■ **Objective**
Type out the complete listing below word for word, without its pictures.

■ **Records shown**
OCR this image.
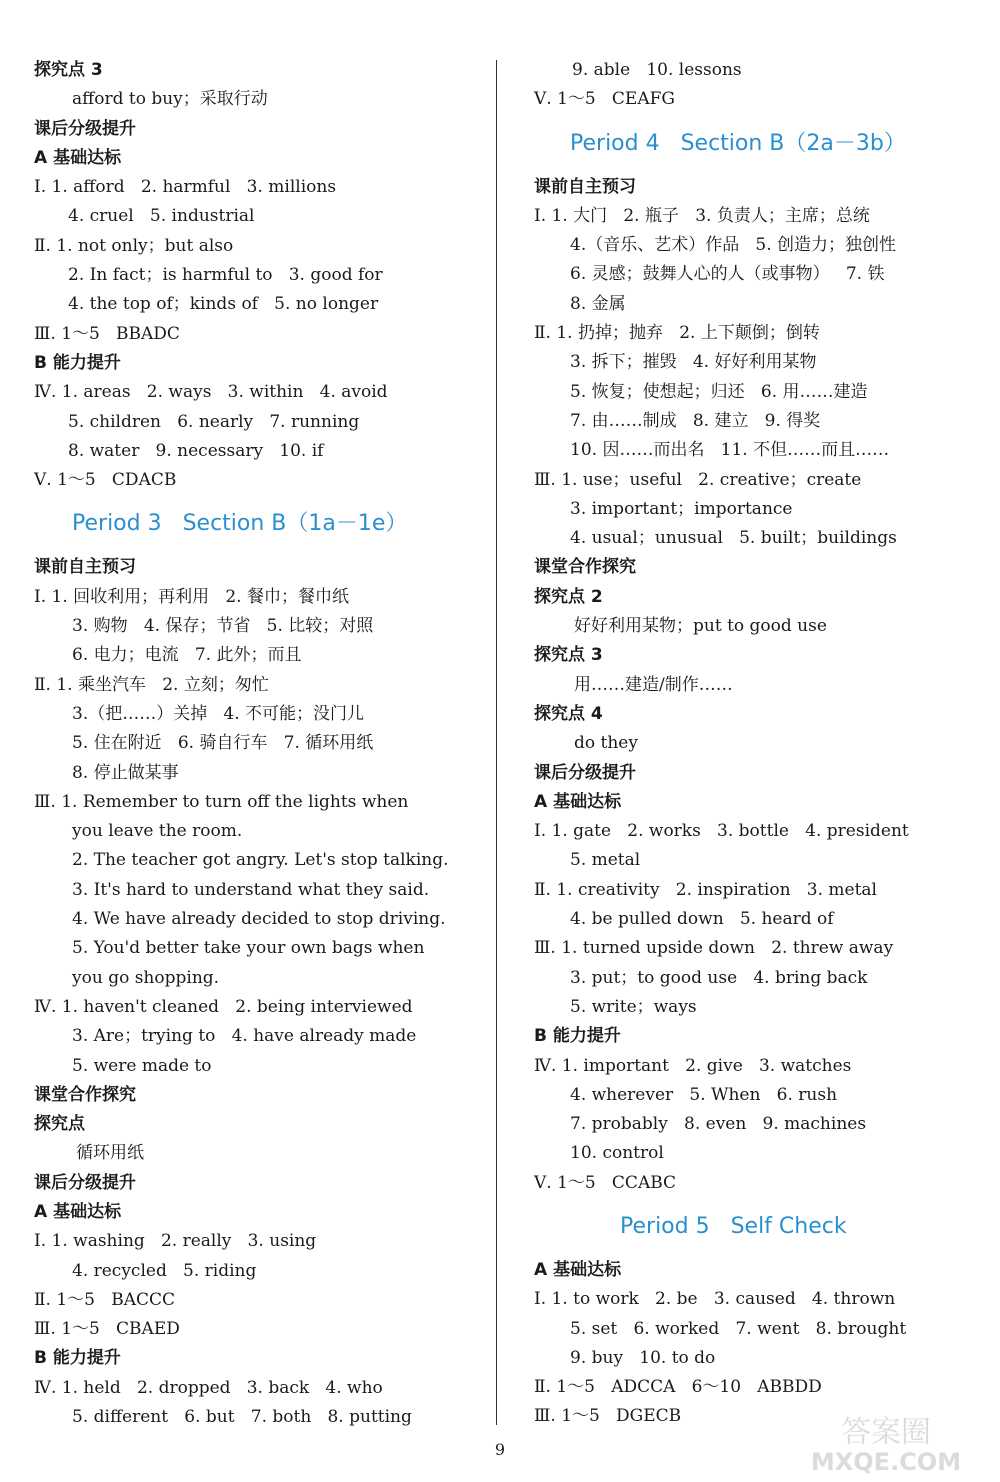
探究点 3
afford to buy；采取行动
课后分级提升
A 基础达标
Ⅰ. 1. afford   2. harmful   3. millions
4. cruel   5. industrial
Ⅱ. 1. not only；but also
2. In fact；is harmful to   3. good for
4. the top of；kinds of   5. no longer
Ⅲ. 1～5   BBADC
B 能力提升
Ⅳ. 1. areas   2. ways   3. within   4. avoid
5. children   6. nearly   7. running
8. water   9. necessary   10. if
Ⅴ. 1～5   CDACB
Period 3   Section B（1a－1e）
课前自主预习
Ⅰ. 1. 回收利用；再利用   2. 餐巾；餐巾纸
3. 购物   4. 保存；节省   5. 比较；对照
6. 电力；电流   7. 此外；而且
Ⅱ. 1. 乘坐汽车   2. 立刻；匆忙
3.（把……）关掉   4. 不可能；没门儿
5. 住在附近   6. 骑自行车   7. 循环用纸
8. 停止做某事
Ⅲ. 1. Remember to turn off the lights when
you leave the room.
2. The teacher got angry. Let's stop talking.
3. It's hard to understand what they said.
4. We have already decided to stop driving.
5. You'd better take your own bags when
you go shopping.
Ⅳ. 1. haven't cleaned   2. being interviewed
3. Are；trying to   4. have already made
5. were made to
课堂合作探究
探究点
循环用纸
课后分级提升
A 基础达标
Ⅰ. 1. washing   2. really   3. using
4. recycled   5. riding
Ⅱ. 1～5   BACCC
Ⅲ. 1～5   CBAED
B 能力提升
Ⅳ. 1. held   2. dropped   3. back   4. who
5. different   6. but   7. both   8. putting
9. able   10. lessons
Ⅴ. 1～5   CEAFG
Period 4   Section B（2a－3b）
课前自主预习
Ⅰ. 1. 大门   2. 瓶子   3. 负责人；主席；总统
4.（音乐、艺术）作品   5. 创造力；独创性
6. 灵感；鼓舞人心的人（或事物）   7. 铁
8. 金属
Ⅱ. 1. 扔掉；抛弃   2. 上下颠倒；倒转
3. 拆下；摧毁   4. 好好利用某物
5. 恢复；使想起；归还   6. 用……建造
7. 由……制成   8. 建立   9. 得奖
10. 因……而出名   11. 不但……而且……
Ⅲ. 1. use；useful   2. creative；create
3. important；importance
4. usual；unusual   5. built；buildings
课堂合作探究
探究点 2
好好利用某物；put to good use
探究点 3
用……建造/制作……
探究点 4
do they
课后分级提升
A 基础达标
Ⅰ. 1. gate   2. works   3. bottle   4. president
5. metal
Ⅱ. 1. creativity   2. inspiration   3. metal
4. be pulled down   5. heard of
Ⅲ. 1. turned upside down   2. threw away
3. put；to good use   4. bring back
5. write；ways
B 能力提升
Ⅳ. 1. important   2. give   3. watches
4. wherever   5. When   6. rush
7. probably   8. even   9. machines
10. control
Ⅴ. 1～5   CCABC
Period 5   Self Check
A 基础达标
Ⅰ. 1. to work   2. be   3. caused   4. thrown
5. set   6. worked   7. went   8. brought
9. buy   10. to do
Ⅱ. 1～5   ADCCA   6～10   ABBDD
Ⅲ. 1～5   DGECB
9	答案圈
MXQE.COM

■ **Correct answer**
OCR this image.
探究点 3
afford to buy；采取行动
课后分级提升
A 基础达标
Ⅰ. 1. afford   2. harmful   3. millions
4. cruel   5. industrial
Ⅱ. 1. not only；but also
2. In fact；is harmful to   3. good for
4. the top of；kinds of   5. no longer
Ⅲ. 1～5   BBADC
B 能力提升
Ⅳ. 1. areas   2. ways   3. within   4. avoid
5. children   6. nearly   7. running
8. water   9. necessary   10. if
Ⅴ. 1～5   CDACB
Period 3   Section B（1a－1e）
课前自主预习
Ⅰ. 1. 回收利用；再利用   2. 餐巾；餐巾纸
3. 购物   4. 保存；节省   5. 比较；对照
6. 电力；电流   7. 此外；而且
Ⅱ. 1. 乘坐汽车   2. 立刻；匆忙
3.（把……）关掉   4. 不可能；没门儿
5. 住在附近   6. 骑自行车   7. 循环用纸
8. 停止做某事
Ⅲ. 1. Remember to turn off the lights when
you leave the room.
2. The teacher got angry. Let's stop talking.
3. It's hard to understand what they said.
4. We have already decided to stop driving.
5. You'd better take your own bags when
you go shopping.
Ⅳ. 1. haven't cleaned   2. being interviewed
3. Are；trying to   4. have already made
5. were made to
课堂合作探究
探究点
循环用纸
课后分级提升
A 基础达标
Ⅰ. 1. washing   2. really   3. using
4. recycled   5. riding
Ⅱ. 1～5   BACCC
Ⅲ. 1～5   CBAED
B 能力提升
Ⅳ. 1. held   2. dropped   3. back   4. who
5. different   6. but   7. both   8. putting
9. able   10. lessons
Ⅴ. 1～5   CEAFG
Period 4   Section B（2a－3b）
课前自主预习
Ⅰ. 1. 大门   2. 瓶子   3. 负责人；主席；总统
4.（音乐、艺术）作品   5. 创造力；独创性
6. 灵感；鼓舞人心的人（或事物）   7. 铁
8. 金属
Ⅱ. 1. 扔掉；抛弃   2. 上下颠倒；倒转
3. 拆下；摧毁   4. 好好利用某物
5. 恢复；使想起；归还   6. 用……建造
7. 由……制成   8. 建立   9. 得奖
10. 因……而出名   11. 不但……而且……
Ⅲ. 1. use；useful   2. creative；create
3. important；importance
4. usual；unusual   5. built；buildings
课堂合作探究
探究点 2
好好利用某物；put to good use
探究点 3
用……建造/制作……
探究点 4
do they
课后分级提升
A 基础达标
Ⅰ. 1. gate   2. works   3. bottle   4. president
5. metal
Ⅱ. 1. creativity   2. inspiration   3. metal
4. be pulled down   5. heard of
Ⅲ. 1. turned upside down   2. threw away
3. put；to good use   4. bring back
5. write；ways
B 能力提升
Ⅳ. 1. important   2. give   3. watches
4. wherever   5. When   6. rush
7. probably   8. even   9. machines
10. control
Ⅴ. 1～5   CCABC
Period 5   Self Check
A 基础达标
Ⅰ. 1. to work   2. be   3. caused   4. thrown
5. set   6. worked   7. went   8. brought
9. buy   10. to do
Ⅱ. 1～5   ADCCA   6～10   ABBDD
Ⅲ. 1～5   DGECB
9	答案圈
MXQE.COM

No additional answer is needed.